Complétez ce qui suit
a) Dans le passage sur les coûts municipaux de la légalisation du cannabis, à combien la part provinciale des revenus tirés des droits d'accise a-t-elle été augmentée ?
b) Prolongez, s'il vous plaît, le passage sur les coûts municipaux de la légalisation du cannabis en reprenant après sa dernière phrase.

Passage proposé
=======
En décembre 2017, la FCM a réalisé une estimation préliminaire des coûts annuels associés à la légalisation du cannabis pour les municipalités. Résultat : entre 3 et 4,75 millions de dollars par tranche de 500 000 résidents. Pour l’ensemble des collectivités du pays, cela représente en moyenne entre 210 et 335 millions de dollars par année pour assurer la réussite à long terme de la légalisation. Il faut reconnaître que le gouvernement fédéral a rapidement ajusté le mode de partage des revenus tirés des droits d’accise sur les ventes de cannabis. Initialement de 50 %, la part provinciale a été augmentée à 75 % afin de soutenir particulièrement les nouvelles charges municipales.
=======
Données étudiées
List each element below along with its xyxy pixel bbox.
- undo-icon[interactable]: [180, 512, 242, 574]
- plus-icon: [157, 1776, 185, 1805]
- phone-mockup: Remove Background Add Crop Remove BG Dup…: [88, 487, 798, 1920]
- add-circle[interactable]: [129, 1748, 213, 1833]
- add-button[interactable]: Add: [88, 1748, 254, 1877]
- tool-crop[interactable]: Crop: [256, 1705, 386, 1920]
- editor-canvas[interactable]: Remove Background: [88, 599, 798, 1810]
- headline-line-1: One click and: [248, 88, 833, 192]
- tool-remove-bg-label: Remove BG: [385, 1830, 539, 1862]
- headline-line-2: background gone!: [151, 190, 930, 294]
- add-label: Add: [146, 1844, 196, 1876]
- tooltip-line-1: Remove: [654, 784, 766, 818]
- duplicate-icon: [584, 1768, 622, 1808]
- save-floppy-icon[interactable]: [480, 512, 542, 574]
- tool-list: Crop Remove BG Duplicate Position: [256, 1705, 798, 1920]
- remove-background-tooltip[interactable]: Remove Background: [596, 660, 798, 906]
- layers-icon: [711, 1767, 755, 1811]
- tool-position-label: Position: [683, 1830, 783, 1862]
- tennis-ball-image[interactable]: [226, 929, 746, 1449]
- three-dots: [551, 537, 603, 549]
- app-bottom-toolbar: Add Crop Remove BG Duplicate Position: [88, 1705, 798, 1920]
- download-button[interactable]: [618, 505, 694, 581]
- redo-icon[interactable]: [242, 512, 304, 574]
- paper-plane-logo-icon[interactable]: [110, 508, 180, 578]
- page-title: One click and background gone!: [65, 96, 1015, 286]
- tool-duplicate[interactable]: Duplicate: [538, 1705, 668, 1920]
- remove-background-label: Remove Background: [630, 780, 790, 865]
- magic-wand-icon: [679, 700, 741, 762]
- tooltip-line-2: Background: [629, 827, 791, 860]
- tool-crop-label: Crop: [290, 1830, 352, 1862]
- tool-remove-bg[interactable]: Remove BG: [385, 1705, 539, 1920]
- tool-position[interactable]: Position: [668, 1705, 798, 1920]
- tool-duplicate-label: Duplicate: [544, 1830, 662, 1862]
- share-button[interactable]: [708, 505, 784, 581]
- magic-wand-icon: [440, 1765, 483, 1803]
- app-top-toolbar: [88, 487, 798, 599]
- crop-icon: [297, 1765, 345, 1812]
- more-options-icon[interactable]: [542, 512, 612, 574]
=======
Corrigé des activités
a) Elle a été augmentée à 75 %.

b)
Toutefois, après plus d’un an, seulement quelques rares provinces ont annoncé leur intention de transférer des fonds aux municipalités. Certaines provinces ont même déclaré ne pas avoir l’intention de partager ces revenus. Par conséquent, la plupart des municipalités attendent toujours des clarifications sur l’engagement fédéral de 2017 consistant à leur verser 81 millions de dollars sur cinq ans par l’intermédiaire des provinces, somme qui devait servir à renforcer les capacités des corps policiers dans la gestion de divers enjeux comme la conduite avec facultés affaiblies.

La FCM demande au gouvernement fédéral de réaffirmer son leadership en garantissant aux municipalités les outils financiers nécessaires à la pleine mise en œuvre de sa politique nationale sur le cannabis. C’est la raison pour laquelle la FCM a multiplié les efforts pour que la question soit à l’ordre du jour de la rencontre des premiers ministres canadiens qui a eu lieu à Montréal le 7 décembre dernier. Nous entendons aussi rechercher des solutions lorsque les gouvernements réviseront le mode de partage des revenus au printemps – un principe que le premier ministre du Canada s’est engagé à défendre dans les six mois suivant la légalisation.

Entre-temps, l’expérience acquise par les municipalités sur le terrain permet de formuler des observations générales.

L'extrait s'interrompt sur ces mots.